TASK TO COMPLETE => Return the whole listing exactly as it stands.

[start DATASET ROWS]

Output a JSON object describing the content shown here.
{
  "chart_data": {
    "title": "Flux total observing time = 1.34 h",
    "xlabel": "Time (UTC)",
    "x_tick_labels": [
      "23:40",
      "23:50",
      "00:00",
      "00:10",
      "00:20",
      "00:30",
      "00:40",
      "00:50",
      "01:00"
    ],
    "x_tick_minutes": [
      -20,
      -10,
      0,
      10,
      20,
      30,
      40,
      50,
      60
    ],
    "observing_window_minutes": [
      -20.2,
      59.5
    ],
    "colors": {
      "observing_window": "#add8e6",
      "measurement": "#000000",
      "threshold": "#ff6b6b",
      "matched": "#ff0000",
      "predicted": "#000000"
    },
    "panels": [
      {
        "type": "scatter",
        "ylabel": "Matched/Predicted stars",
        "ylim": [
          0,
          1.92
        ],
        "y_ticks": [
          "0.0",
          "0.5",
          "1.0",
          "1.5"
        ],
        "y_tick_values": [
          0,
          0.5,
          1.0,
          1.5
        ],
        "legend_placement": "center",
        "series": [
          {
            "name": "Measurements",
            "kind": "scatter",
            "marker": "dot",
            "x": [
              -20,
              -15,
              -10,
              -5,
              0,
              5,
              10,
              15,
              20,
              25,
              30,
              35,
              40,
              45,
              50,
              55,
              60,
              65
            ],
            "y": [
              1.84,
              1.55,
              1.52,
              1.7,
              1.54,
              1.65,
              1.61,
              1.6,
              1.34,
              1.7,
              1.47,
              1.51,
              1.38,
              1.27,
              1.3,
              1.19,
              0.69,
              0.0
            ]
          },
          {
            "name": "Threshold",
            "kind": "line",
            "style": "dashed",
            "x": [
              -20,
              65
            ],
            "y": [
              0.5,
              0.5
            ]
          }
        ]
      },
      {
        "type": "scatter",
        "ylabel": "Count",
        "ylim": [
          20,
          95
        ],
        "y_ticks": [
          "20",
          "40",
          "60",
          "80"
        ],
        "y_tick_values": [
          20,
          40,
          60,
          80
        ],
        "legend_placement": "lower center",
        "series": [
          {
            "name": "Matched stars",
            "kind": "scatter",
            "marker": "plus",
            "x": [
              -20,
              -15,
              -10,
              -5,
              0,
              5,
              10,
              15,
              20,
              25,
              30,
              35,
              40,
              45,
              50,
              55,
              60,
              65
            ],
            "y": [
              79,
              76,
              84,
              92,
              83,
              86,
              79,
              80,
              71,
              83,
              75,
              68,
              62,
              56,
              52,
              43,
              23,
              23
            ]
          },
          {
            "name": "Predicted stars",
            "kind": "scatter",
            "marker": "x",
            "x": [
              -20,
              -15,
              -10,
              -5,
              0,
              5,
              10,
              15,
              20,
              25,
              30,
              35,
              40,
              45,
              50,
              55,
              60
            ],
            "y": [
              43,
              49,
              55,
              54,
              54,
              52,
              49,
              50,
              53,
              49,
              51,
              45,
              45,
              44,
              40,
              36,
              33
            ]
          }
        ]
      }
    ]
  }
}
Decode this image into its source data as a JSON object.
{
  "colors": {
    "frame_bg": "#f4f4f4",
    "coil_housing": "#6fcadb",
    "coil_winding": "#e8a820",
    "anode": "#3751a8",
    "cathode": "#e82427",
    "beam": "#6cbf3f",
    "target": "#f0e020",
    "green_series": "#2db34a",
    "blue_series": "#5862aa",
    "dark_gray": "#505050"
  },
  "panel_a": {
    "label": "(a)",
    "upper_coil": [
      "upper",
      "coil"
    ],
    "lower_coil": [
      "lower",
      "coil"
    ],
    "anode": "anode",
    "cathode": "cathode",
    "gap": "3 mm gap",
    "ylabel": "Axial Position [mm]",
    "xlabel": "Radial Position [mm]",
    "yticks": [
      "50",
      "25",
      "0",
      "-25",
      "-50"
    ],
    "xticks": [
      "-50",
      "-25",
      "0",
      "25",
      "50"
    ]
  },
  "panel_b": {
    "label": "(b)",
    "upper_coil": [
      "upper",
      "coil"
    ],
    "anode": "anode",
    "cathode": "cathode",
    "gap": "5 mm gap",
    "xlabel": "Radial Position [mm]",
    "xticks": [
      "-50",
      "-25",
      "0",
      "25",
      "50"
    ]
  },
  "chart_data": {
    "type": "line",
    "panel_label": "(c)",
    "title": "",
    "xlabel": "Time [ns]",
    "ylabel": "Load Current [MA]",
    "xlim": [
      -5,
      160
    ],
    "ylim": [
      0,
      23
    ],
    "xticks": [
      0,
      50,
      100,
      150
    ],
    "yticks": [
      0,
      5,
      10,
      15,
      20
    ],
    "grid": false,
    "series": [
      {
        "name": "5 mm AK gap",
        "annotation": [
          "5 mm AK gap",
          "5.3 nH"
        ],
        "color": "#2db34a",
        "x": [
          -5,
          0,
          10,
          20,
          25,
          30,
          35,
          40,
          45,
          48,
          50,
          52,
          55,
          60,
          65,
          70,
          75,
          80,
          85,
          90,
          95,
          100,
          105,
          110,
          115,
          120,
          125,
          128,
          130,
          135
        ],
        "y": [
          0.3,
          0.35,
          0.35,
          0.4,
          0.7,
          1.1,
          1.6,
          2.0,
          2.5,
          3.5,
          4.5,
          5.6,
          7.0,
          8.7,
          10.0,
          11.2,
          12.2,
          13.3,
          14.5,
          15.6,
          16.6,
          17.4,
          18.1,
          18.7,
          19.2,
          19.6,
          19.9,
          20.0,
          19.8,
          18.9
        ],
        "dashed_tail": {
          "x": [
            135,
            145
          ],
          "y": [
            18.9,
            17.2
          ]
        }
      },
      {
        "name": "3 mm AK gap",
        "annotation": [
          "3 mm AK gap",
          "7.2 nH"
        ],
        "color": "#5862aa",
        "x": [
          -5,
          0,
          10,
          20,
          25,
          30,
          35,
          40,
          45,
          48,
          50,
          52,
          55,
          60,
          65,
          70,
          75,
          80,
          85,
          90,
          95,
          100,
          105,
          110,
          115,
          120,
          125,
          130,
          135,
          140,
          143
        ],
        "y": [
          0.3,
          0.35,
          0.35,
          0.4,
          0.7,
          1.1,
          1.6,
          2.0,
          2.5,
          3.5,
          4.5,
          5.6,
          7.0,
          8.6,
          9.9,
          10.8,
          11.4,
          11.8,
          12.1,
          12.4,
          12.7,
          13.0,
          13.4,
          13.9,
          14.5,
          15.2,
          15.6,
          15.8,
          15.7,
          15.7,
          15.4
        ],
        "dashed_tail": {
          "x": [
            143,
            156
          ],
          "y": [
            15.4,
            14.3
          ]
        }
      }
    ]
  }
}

[end DATASET ROWS]

EXERCISE RESULT =>
Output a JSON object describing the content shown here.
{
  "chart_data": {
    "title": "Flux total observing time = 1.34 h",
    "xlabel": "Time (UTC)",
    "x_tick_labels": [
      "23:40",
      "23:50",
      "00:00",
      "00:10",
      "00:20",
      "00:30",
      "00:40",
      "00:50",
      "01:00"
    ],
    "x_tick_minutes": [
      -20,
      -10,
      0,
      10,
      20,
      30,
      40,
      50,
      60
    ],
    "observing_window_minutes": [
      -20.2,
      59.5
    ],
    "colors": {
      "observing_window": "#add8e6",
      "measurement": "#000000",
      "threshold": "#ff6b6b",
      "matched": "#ff0000",
      "predicted": "#000000"
    },
    "panels": [
      {
        "type": "scatter",
        "ylabel": "Matched/Predicted stars",
        "ylim": [
          0,
          1.92
        ],
        "y_ticks": [
          "0.0",
          "0.5",
          "1.0",
          "1.5"
        ],
        "y_tick_values": [
          0,
          0.5,
          1.0,
          1.5
        ],
        "legend_placement": "center",
        "series": [
          {
            "name": "Measurements",
            "kind": "scatter",
            "marker": "dot",
            "x": [
              -20,
              -15,
              -10,
              -5,
              0,
              5,
              10,
              15,
              20,
              25,
              30,
              35,
              40,
              45,
              50,
              55,
              60,
              65
            ],
            "y": [
              1.84,
              1.55,
              1.52,
              1.7,
              1.54,
              1.65,
              1.61,
              1.6,
              1.34,
              1.7,
              1.47,
              1.51,
              1.38,
              1.27,
              1.3,
              1.19,
              0.69,
              0.0
            ]
          },
          {
            "name": "Threshold",
            "kind": "line",
            "style": "dashed",
            "x": [
              -20,
              65
            ],
            "y": [
              0.5,
              0.5
            ]
          }
        ]
      },
      {
        "type": "scatter",
        "ylabel": "Count",
        "ylim": [
          20,
          95
        ],
        "y_ticks": [
          "20",
          "40",
          "60",
          "80"
        ],
        "y_tick_values": [
          20,
          40,
          60,
          80
        ],
        "legend_placement": "lower center",
        "series": [
          {
            "name": "Matched stars",
            "kind": "scatter",
            "marker": "plus",
            "x": [
              -20,
              -15,
              -10,
              -5,
              0,
              5,
              10,
              15,
              20,
              25,
              30,
              35,
              40,
              45,
              50,
              55,
              60,
              65
            ],
            "y": [
              79,
              76,
              84,
              92,
              83,
              86,
              79,
              80,
              71,
              83,
              75,
              68,
              62,
              56,
              52,
              43,
              23,
              23
            ]
          },
          {
            "name": "Predicted stars",
            "kind": "scatter",
            "marker": "x",
            "x": [
              -20,
              -15,
              -10,
              -5,
              0,
              5,
              10,
              15,
              20,
              25,
              30,
              35,
              40,
              45,
              50,
              55,
              60
            ],
            "y": [
              43,
              49,
              55,
              54,
              54,
              52,
              49,
              50,
              53,
              49,
              51,
              45,
              45,
              44,
              40,
              36,
              33
            ]
          }
        ]
      }
    ]
  }
}
Decode this image into its source data as a JSON object.
{
  "colors": {
    "frame_bg": "#f4f4f4",
    "coil_housing": "#6fcadb",
    "coil_winding": "#e8a820",
    "anode": "#3751a8",
    "cathode": "#e82427",
    "beam": "#6cbf3f",
    "target": "#f0e020",
    "green_series": "#2db34a",
    "blue_series": "#5862aa",
    "dark_gray": "#505050"
  },
  "panel_a": {
    "label": "(a)",
    "upper_coil": [
      "upper",
      "coil"
    ],
    "lower_coil": [
      "lower",
      "coil"
    ],
    "anode": "anode",
    "cathode": "cathode",
    "gap": "3 mm gap",
    "ylabel": "Axial Position [mm]",
    "xlabel": "Radial Position [mm]",
    "yticks": [
      "50",
      "25",
      "0",
      "-25",
      "-50"
    ],
    "xticks": [
      "-50",
      "-25",
      "0",
      "25",
      "50"
    ]
  },
  "panel_b": {
    "label": "(b)",
    "upper_coil": [
      "upper",
      "coil"
    ],
    "anode": "anode",
    "cathode": "cathode",
    "gap": "5 mm gap",
    "xlabel": "Radial Position [mm]",
    "xticks": [
      "-50",
      "-25",
      "0",
      "25",
      "50"
    ]
  },
  "chart_data": {
    "type": "line",
    "panel_label": "(c)",
    "title": "",
    "xlabel": "Time [ns]",
    "ylabel": "Load Current [MA]",
    "xlim": [
      -5,
      160
    ],
    "ylim": [
      0,
      23
    ],
    "xticks": [
      0,
      50,
      100,
      150
    ],
    "yticks": [
      0,
      5,
      10,
      15,
      20
    ],
    "grid": false,
    "series": [
      {
        "name": "5 mm AK gap",
        "annotation": [
          "5 mm AK gap",
          "5.3 nH"
        ],
        "color": "#2db34a",
        "x": [
          -5,
          0,
          10,
          20,
          25,
          30,
          35,
          40,
          45,
          48,
          50,
          52,
          55,
          60,
          65,
          70,
          75,
          80,
          85,
          90,
          95,
          100,
          105,
          110,
          115,
          120,
          125,
          128,
          130,
          135
        ],
        "y": [
          0.3,
          0.35,
          0.35,
          0.4,
          0.7,
          1.1,
          1.6,
          2.0,
          2.5,
          3.5,
          4.5,
          5.6,
          7.0,
          8.7,
          10.0,
          11.2,
          12.2,
          13.3,
          14.5,
          15.6,
          16.6,
          17.4,
          18.1,
          18.7,
          19.2,
          19.6,
          19.9,
          20.0,
          19.8,
          18.9
        ],
        "dashed_tail": {
          "x": [
            135,
            145
          ],
          "y": [
            18.9,
            17.2
          ]
        }
      },
      {
        "name": "3 mm AK gap",
        "annotation": [
          "3 mm AK gap",
          "7.2 nH"
        ],
        "color": "#5862aa",
        "x": [
          -5,
          0,
          10,
          20,
          25,
          30,
          35,
          40,
          45,
          48,
          50,
          52,
          55,
          60,
          65,
          70,
          75,
          80,
          85,
          90,
          95,
          100,
          105,
          110,
          115,
          120,
          125,
          130,
          135,
          140,
          143
        ],
        "y": [
          0.3,
          0.35,
          0.35,
          0.4,
          0.7,
          1.1,
          1.6,
          2.0,
          2.5,
          3.5,
          4.5,
          5.6,
          7.0,
          8.6,
          9.9,
          10.8,
          11.4,
          11.8,
          12.1,
          12.4,
          12.7,
          13.0,
          13.4,
          13.9,
          14.5,
          15.2,
          15.6,
          15.8,
          15.7,
          15.7,
          15.4
        ],
        "dashed_tail": {
          "x": [
            143,
            156
          ],
          "y": [
            15.4,
            14.3
          ]
        }
      }
    ]
  }
}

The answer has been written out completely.